(TASK GOAL): Filter this material down to the lines that hold "ГеоЭС", copying each one.

(EXTRACTED MATERIAL):

****************************************

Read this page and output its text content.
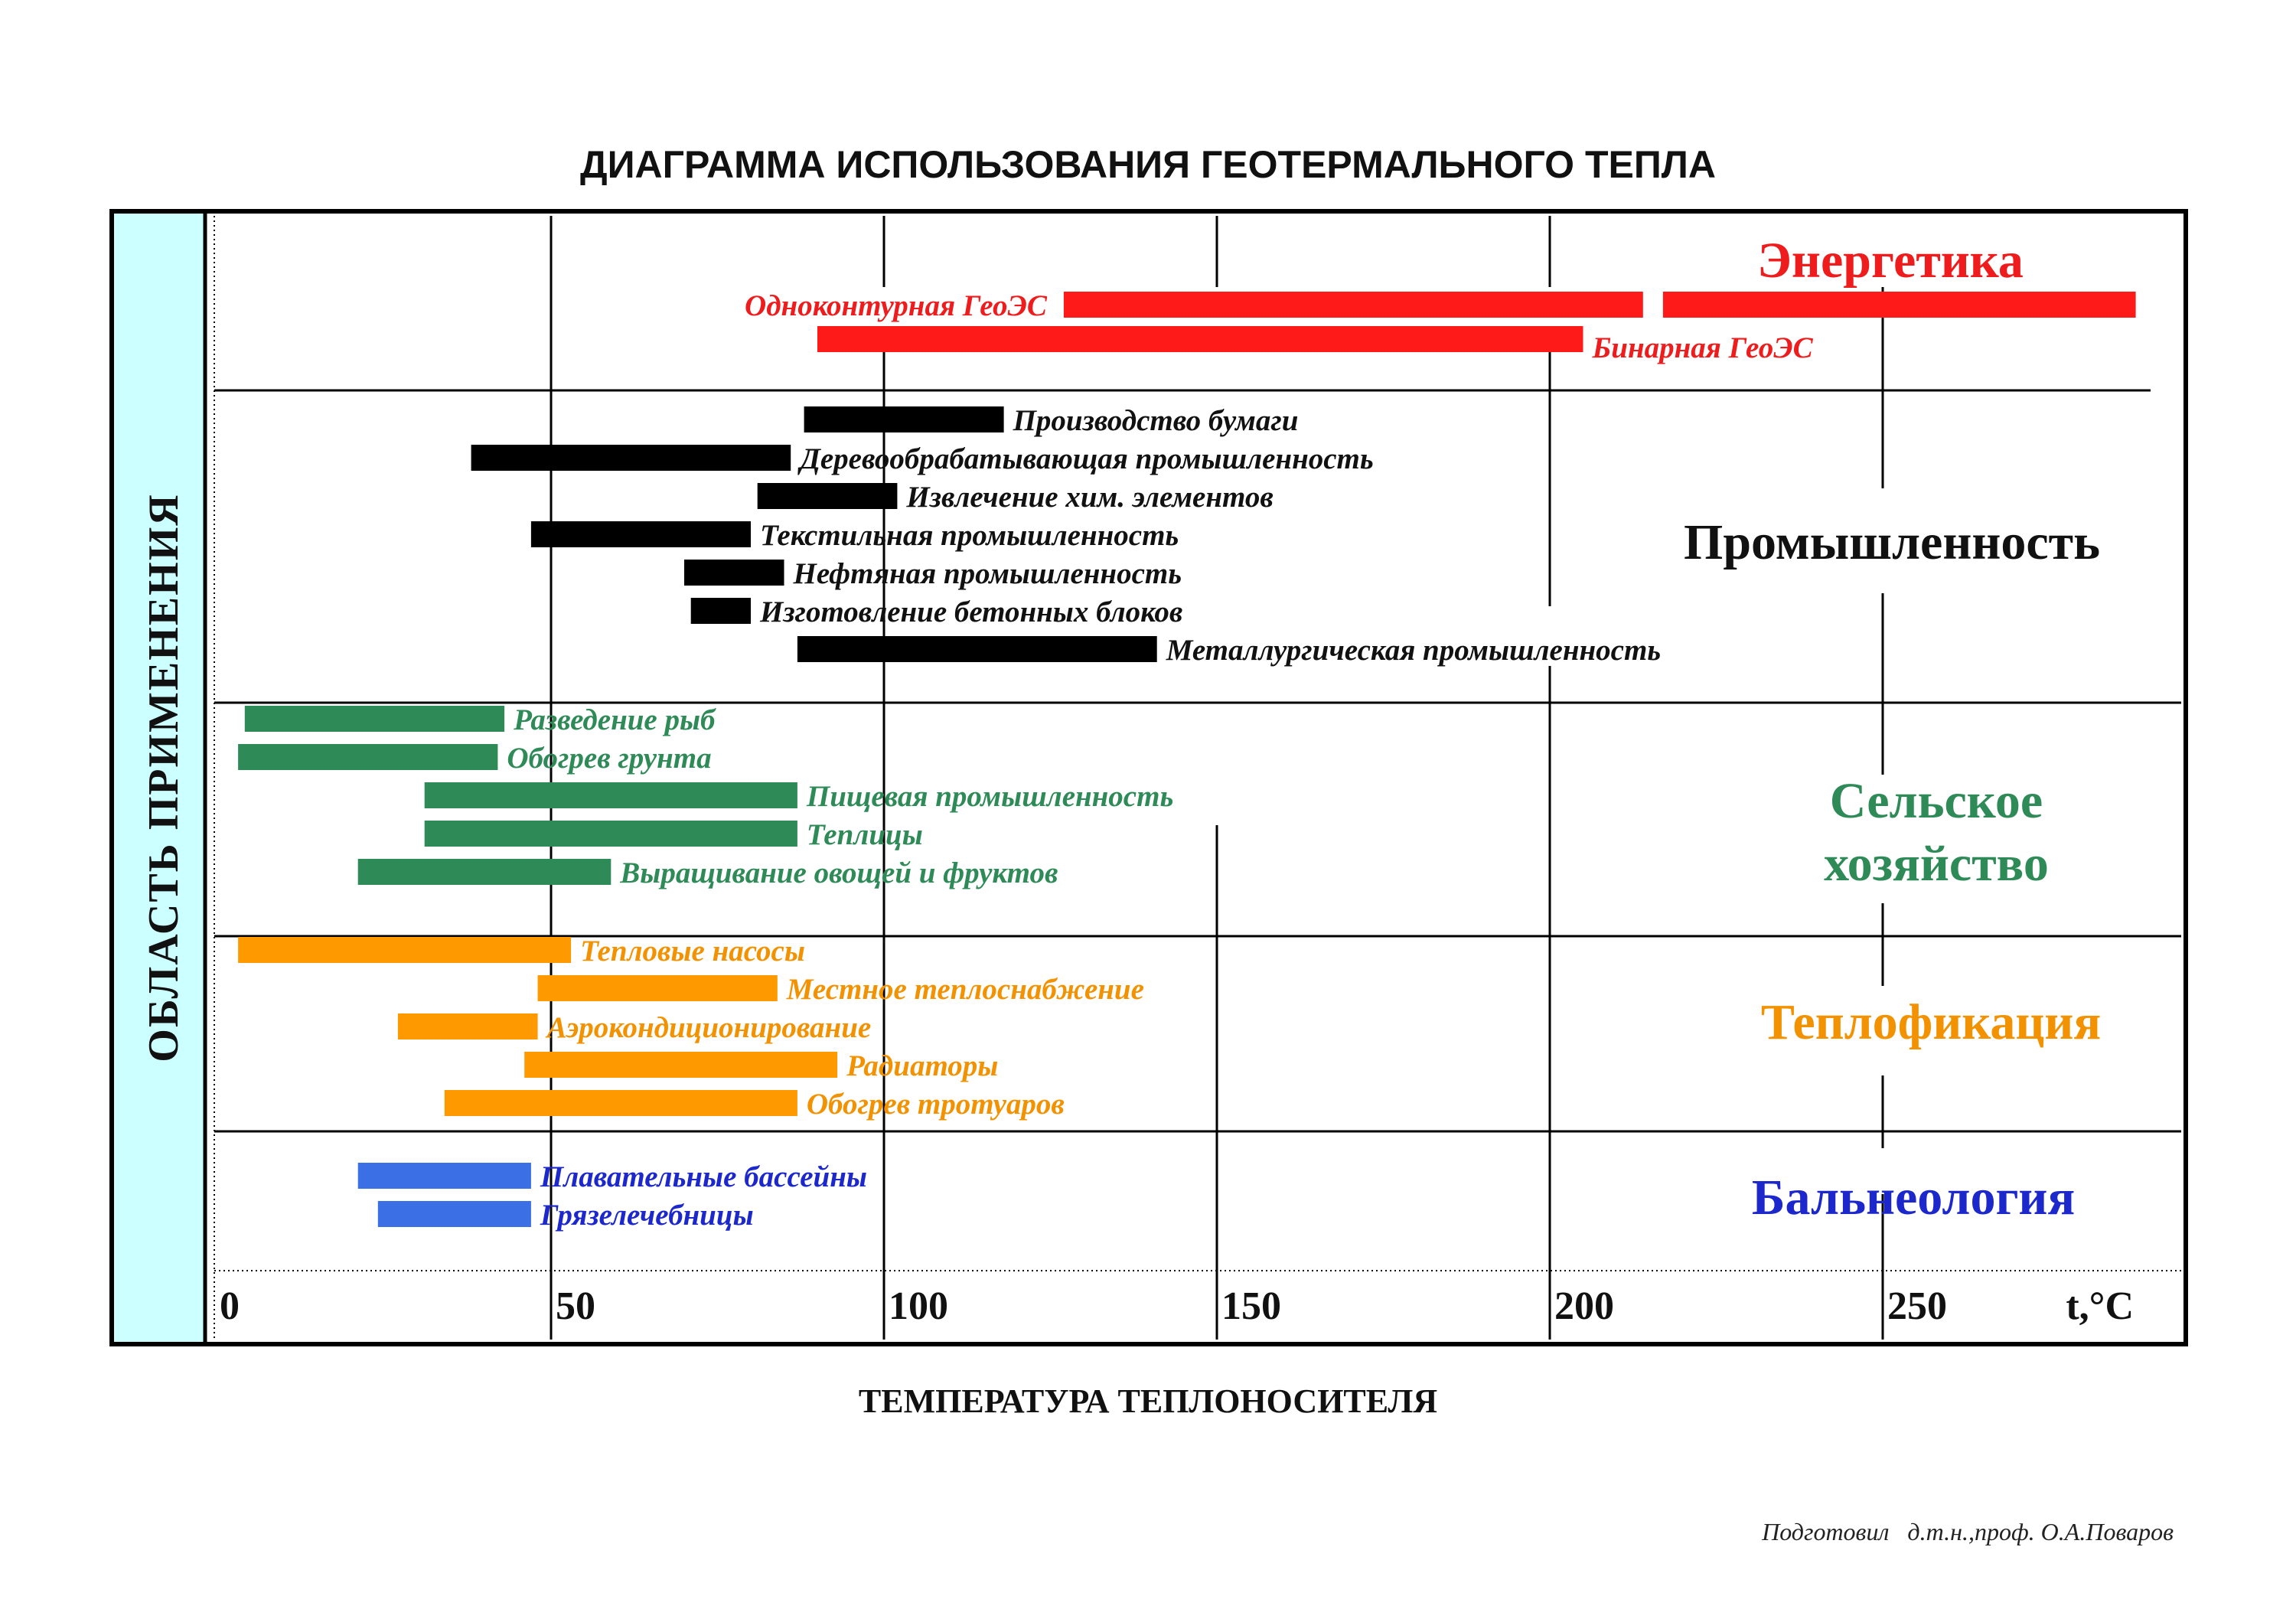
ДИАГРАММА ИСПОЛЬЗОВАНИЯ ГЕОТЕРМАЛЬНОГО ТЕПЛА
ОБЛАСТЬ ПРИМЕНЕНИЯ
Одноконтурная ГеоЭС
Бинарная ГеоЭС
Производство бумаги
Деревообрабатывающая промышленность
Извлечение хим. элементов
Текстильная промышленность
Нефтяная промышленность
Изготовление бетонных блоков
Металлургическая промышленность
Разведение рыб
Обогрев грунта
Пищевая промышленность
Теплицы
Выращивание овощей и фруктов
Тепловые насосы
Местное теплоснабжение
Аэрокондиционирование
Радиаторы
Обогрев тротуаров
Плавательные бассейны
Грязелечебницы
Энергетика
Промышленность
Сельское хозяйство
Теплофикация
Бальнеология
0	50	100	150	200	250	t,°C
ТЕМПЕРАТУРА ТЕПЛОНОСИТЕЛЯ
Подготовил   д.т.н.,проф. О.А.Поваров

****************************************

(RESULT BELOW):
Одноконтурная ГеоЭС
Бинарная ГеоЭС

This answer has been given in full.